» Your goal:
Report every line in the listing that contains the string "color".

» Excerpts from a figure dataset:
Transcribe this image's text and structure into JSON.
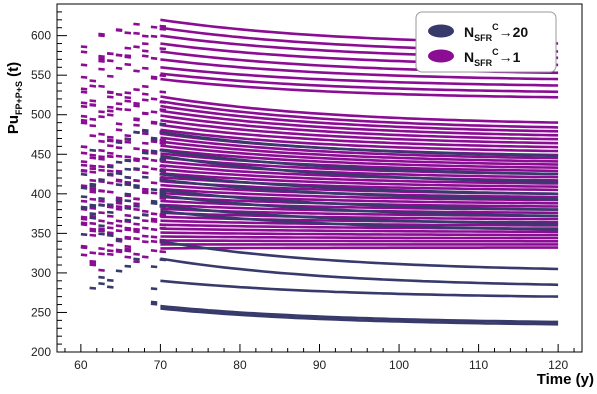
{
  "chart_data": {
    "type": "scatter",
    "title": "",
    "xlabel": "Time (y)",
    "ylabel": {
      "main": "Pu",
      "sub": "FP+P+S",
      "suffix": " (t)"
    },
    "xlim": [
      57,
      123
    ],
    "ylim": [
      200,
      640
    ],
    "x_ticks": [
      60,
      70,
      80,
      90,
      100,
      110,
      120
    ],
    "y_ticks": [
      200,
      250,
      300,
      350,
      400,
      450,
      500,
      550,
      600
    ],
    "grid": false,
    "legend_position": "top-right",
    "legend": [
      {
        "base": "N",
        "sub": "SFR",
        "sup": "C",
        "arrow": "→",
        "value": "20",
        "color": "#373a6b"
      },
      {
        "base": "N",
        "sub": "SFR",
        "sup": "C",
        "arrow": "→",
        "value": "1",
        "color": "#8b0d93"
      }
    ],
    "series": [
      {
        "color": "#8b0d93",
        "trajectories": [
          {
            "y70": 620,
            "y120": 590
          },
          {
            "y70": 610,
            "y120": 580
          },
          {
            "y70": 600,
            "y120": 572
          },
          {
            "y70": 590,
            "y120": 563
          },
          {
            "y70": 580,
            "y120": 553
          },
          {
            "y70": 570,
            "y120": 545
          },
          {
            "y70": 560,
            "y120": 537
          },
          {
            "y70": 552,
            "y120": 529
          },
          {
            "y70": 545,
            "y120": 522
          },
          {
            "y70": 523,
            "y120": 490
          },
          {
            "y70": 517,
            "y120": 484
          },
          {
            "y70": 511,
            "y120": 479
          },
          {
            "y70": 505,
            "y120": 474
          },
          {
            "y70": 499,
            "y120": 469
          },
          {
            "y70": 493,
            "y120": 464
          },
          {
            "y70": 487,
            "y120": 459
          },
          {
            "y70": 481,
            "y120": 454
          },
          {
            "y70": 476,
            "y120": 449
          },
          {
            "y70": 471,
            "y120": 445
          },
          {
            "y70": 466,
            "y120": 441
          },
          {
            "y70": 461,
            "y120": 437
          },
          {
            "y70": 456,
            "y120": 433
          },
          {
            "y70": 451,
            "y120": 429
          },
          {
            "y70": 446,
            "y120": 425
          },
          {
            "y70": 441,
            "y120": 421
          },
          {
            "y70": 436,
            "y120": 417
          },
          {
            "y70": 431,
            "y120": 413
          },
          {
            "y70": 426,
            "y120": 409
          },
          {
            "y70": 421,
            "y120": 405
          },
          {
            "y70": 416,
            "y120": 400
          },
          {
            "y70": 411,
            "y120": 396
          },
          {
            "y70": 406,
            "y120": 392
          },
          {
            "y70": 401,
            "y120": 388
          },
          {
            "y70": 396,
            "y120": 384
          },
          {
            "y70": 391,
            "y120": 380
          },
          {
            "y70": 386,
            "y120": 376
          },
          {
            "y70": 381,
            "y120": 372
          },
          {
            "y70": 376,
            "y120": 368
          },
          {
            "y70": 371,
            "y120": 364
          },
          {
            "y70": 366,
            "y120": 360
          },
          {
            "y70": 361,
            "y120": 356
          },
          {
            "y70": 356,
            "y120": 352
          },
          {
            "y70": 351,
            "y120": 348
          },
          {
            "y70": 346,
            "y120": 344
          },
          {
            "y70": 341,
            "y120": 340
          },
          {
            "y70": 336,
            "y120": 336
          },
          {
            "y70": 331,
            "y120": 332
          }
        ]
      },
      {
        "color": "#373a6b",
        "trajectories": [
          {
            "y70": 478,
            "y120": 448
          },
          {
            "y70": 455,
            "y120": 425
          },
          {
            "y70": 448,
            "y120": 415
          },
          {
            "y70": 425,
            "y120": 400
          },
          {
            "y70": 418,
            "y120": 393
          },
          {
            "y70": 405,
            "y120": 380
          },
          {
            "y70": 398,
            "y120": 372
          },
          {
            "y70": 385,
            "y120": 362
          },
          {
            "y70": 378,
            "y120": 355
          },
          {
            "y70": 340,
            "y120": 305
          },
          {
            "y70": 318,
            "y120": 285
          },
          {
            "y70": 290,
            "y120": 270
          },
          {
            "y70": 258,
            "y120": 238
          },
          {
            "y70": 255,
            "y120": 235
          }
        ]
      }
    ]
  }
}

» Output of the exercise:
        "color": "#373a6b"
        "color": "#8b0d93"
        "color": "#8b0d93",
        "color": "#373a6b",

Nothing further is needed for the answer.